Extracted records:
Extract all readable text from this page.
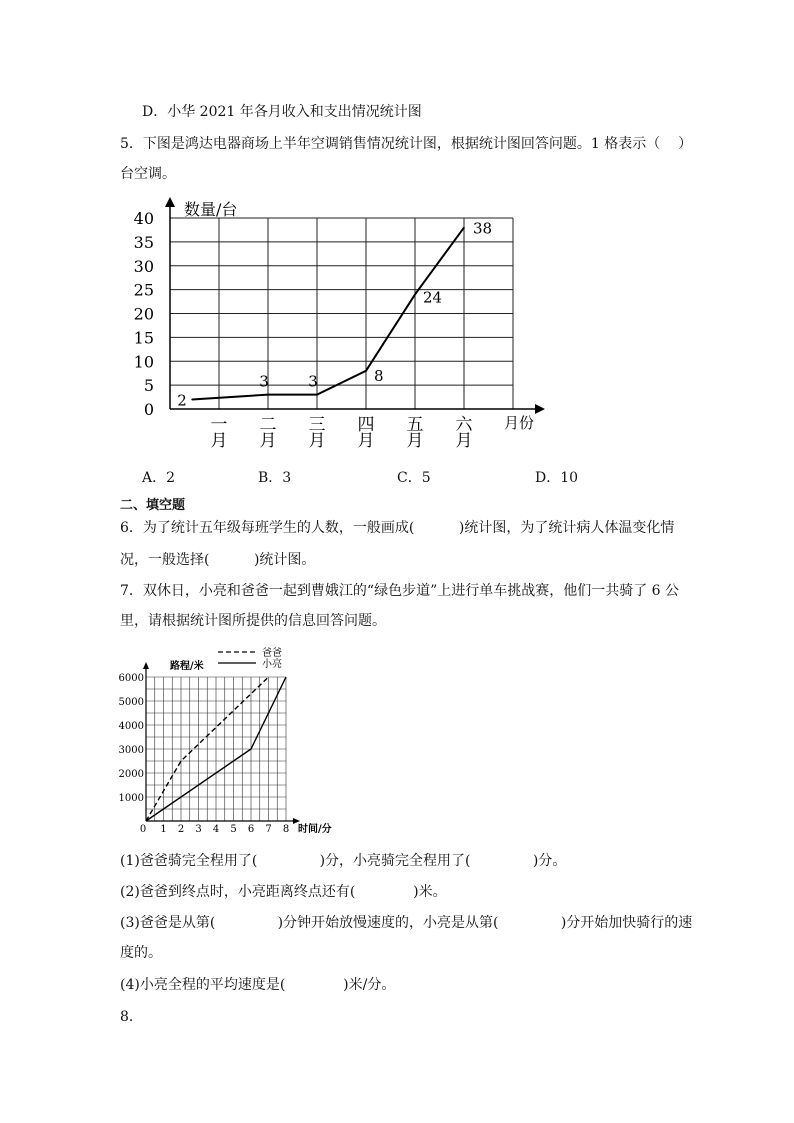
D．小华 2021 年各月收入和支出情况统计图
5．下图是鸿达电器商场上半年空调销售情况统计图，根据统计图回答问题。1 格表示（    ）
台空调。
数量/台
月份
0
5
10
15
20
25
30
35
40
一
月
二
月
三
月
四
月
五
月
六
月
2
3	3	8
24
38
A．2	B．3	C．5	D．10
二、填空题
6．为了统计五年级每班学生的人数，一般画成(          )统计图，为了统计病人体温变化情
况，一般选择(          )统计图。
7．双休日，小亮和爸爸一起到曹娥江的“绿色步道”上进行单车挑战赛，他们一共骑了 6 公
里，请根据统计图所提供的信息回答问题。
路程/米
时间/分
爸爸
小亮
1000
2000
3000
4000
5000
6000
0 1 2 3 4 5 6 7 8
(1)爸爸骑完全程用了(              )分，小亮骑完全程用了(              )分。
(2)爸爸到终点时，小亮距离终点还有(             )米。
(3)爸爸是从第(              )分钟开始放慢速度的，小亮是从第(              )分开始加快骑行的速
度的。
(4)小亮全程的平均速度是(             )米/分。
8．
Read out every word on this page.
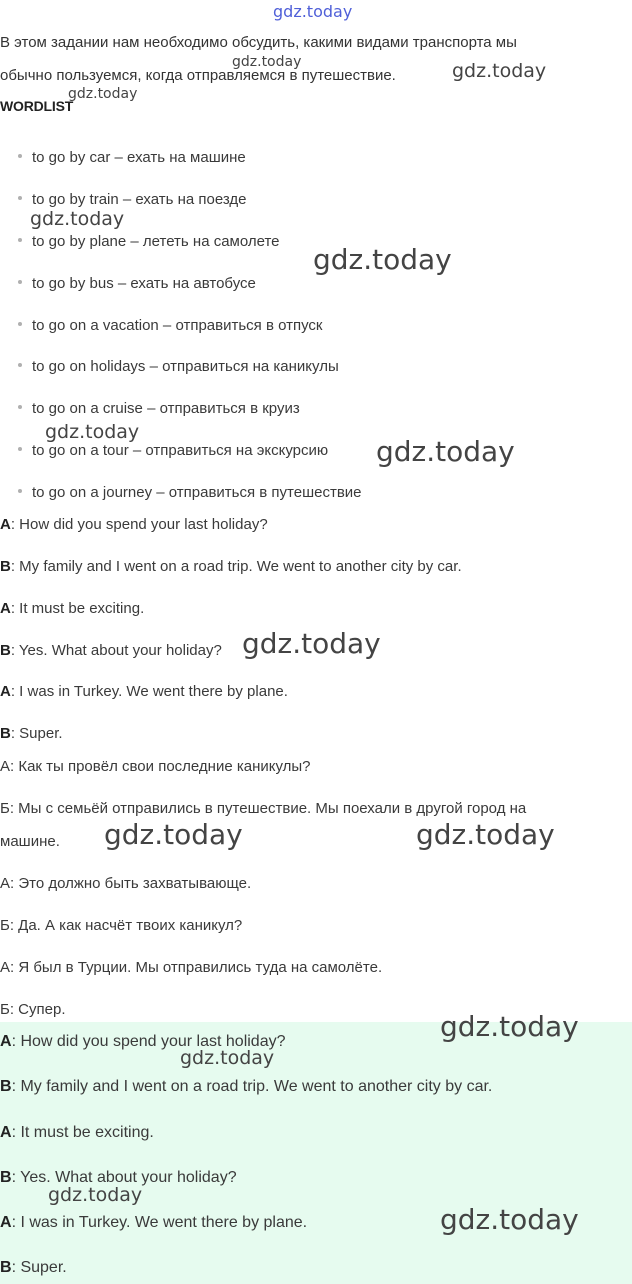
gdz.today
В этом задании нам необходимо обсудить, какими видами транспорта мы
обычно пользуемся, когда отправляемся в путешествие.
WORDLIST
to go by car – ехать на машине
to go by train – ехать на поезде
to go by plane – лететь на самолете
to go by bus – ехать на автобусе
to go on a vacation – отправиться в отпуск
to go on holidays – отправиться на каникулы
to go on a cruise – отправиться в круиз
to go on a tour – отправиться на экскурсию
to go on a journey – отправиться в путешествие
A: How did you spend your last holiday?
B: My family and I went on a road trip. We went to another city by car.
A: It must be exciting.
B: Yes. What about your holiday?
A: I was in Turkey. We went there by plane.
B: Super.
А: Как ты провёл свои последние каникулы?
Б: Мы с семьёй отправились в путешествие. Мы поехали в другой город на
машине.
А: Это должно быть захватывающе.
Б: Да. А как насчёт твоих каникул?
А: Я был в Турции. Мы отправились туда на самолёте.
Б: Супер.
A: How did you spend your last holiday?
B: My family and I went on a road trip. We went to another city by car.
A: It must be exciting.
B: Yes. What about your holiday?
A: I was in Turkey. We went there by plane.
B: Super.
gdz.today	gdz.today
gdz.today
gdz.today
gdz.today
gdz.today
gdz.today
gdz.today
gdz.today	gdz.today
gdz.today
gdz.today
gdz.today
gdz.today
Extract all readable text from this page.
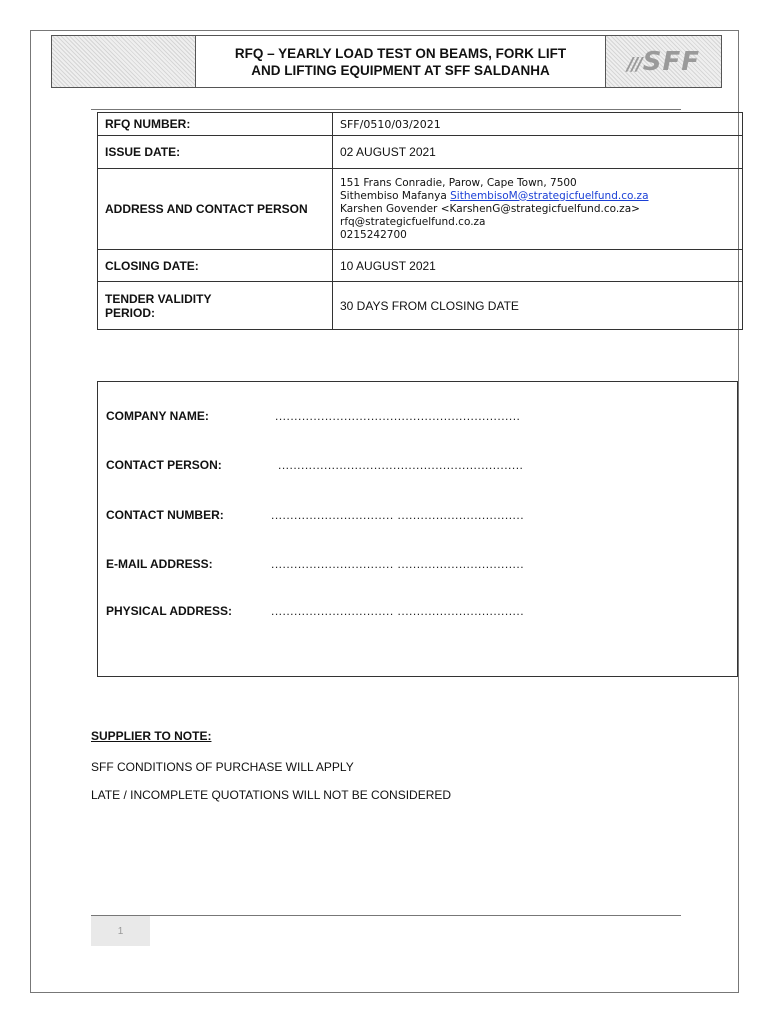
RFQ – YEARLY LOAD TEST ON BEAMS, FORK LIFT
AND LIFTING EQUIPMENT AT SFF SALDANHA	///SFF
RFQ NUMBER:	SFF/0510/03/2021
ISSUE DATE:	02 AUGUST 2021
ADDRESS AND CONTACT PERSON	151 Frans Conradie, Parow, Cape Town, 7500
Sithembiso Mafanya SithembisoM@strategicfuelfund.co.za
Karshen Govender <KarshenG@strategicfuelfund.co.za>
rfq@strategicfuelfund.co.za
0215242700

CLOSING DATE:	10 AUGUST 2021

TENDER VALIDITY
PERIOD:	30 DAYS FROM CLOSING DATE
COMPANY NAME:	................................................................
CONTACT PERSON:	................................................................
CONTACT NUMBER:	................................ .................................
E-MAIL ADDRESS:	................................ .................................
PHYSICAL ADDRESS:	................................ .................................
SUPPLIER TO NOTE:
SFF CONDITIONS OF PURCHASE WILL APPLY
LATE / INCOMPLETE QUOTATIONS WILL NOT BE CONSIDERED
1
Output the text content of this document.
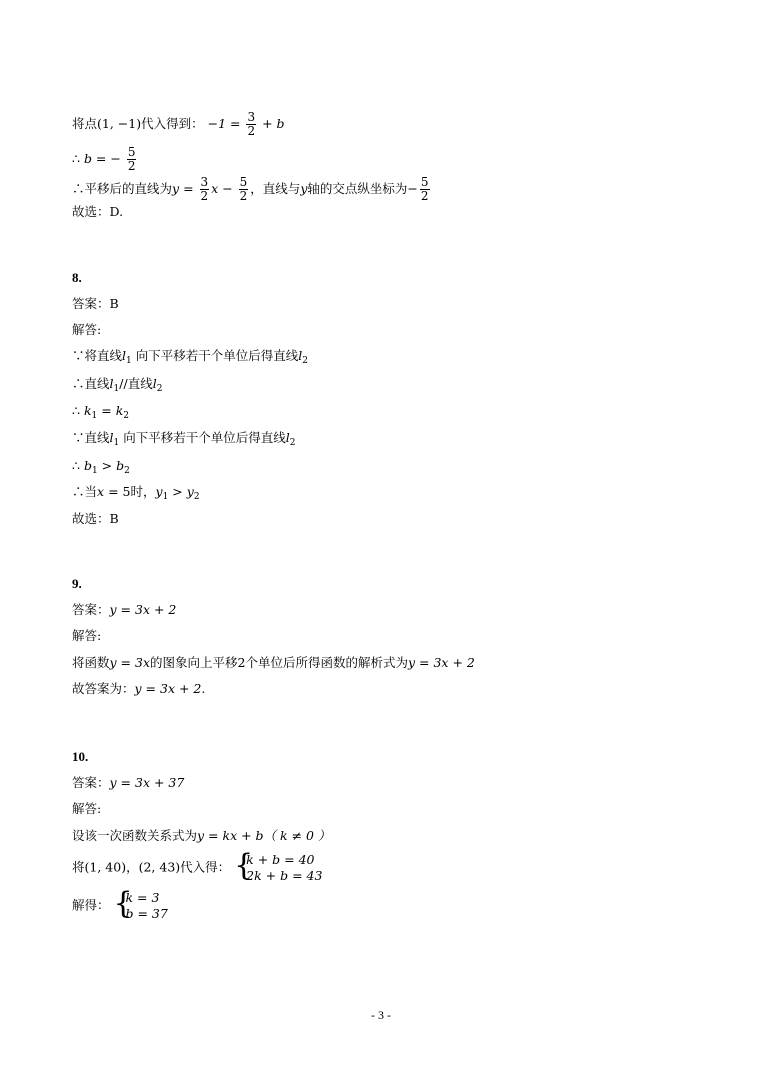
将点(1, −1)代入得到： $-1 = \frac{3}{2} + b$
∴ b = − $\frac{5}{2}$
∴平移后的直线为$y = \frac{3}{2}$ $x - \frac{5}{2}$ ，直线与y轴的交点纵坐标为− $\frac{5}{2}$
故选：D.
8.
答案：B
解答:
∵将直线$l_1$ 向下平移若干个单位后得直线$l_2$
∴直线$l_1//$直线$l_2$
∴ $k_1 = k_2$
∵直线$l_1$ 向下平移若干个单位后得直线$l_2$
∴ $b_1 > b_2$
∴当x = 5时，$y_1 > y_2$
故选：B
9.
答案：y = 3x + 2
解答:
将函数y = 3x的图象向上平移2个单位后所得函数的解析式为y = 3x + 2
故答案为：y = 3x + 2.
10.
答案：y = 3x + 37
解答:
设该一次函数关系式为y = kx + b（ k ≠ 0 ）
将(1, 40)，(2, 43)代入得： {
k + b = 40
2k + b = 43
解得： {
k = 3
b = 37
- 3 -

#### CHALLENGE
Return all lines of the material above in which the word "DATE" occurs.

#### ANSWER
ISSUE DATE:	02 AUGUST 2021
CLOSING DATE:	10 AUGUST 2021
PERIOD:	30 DAYS FROM CLOSING DATE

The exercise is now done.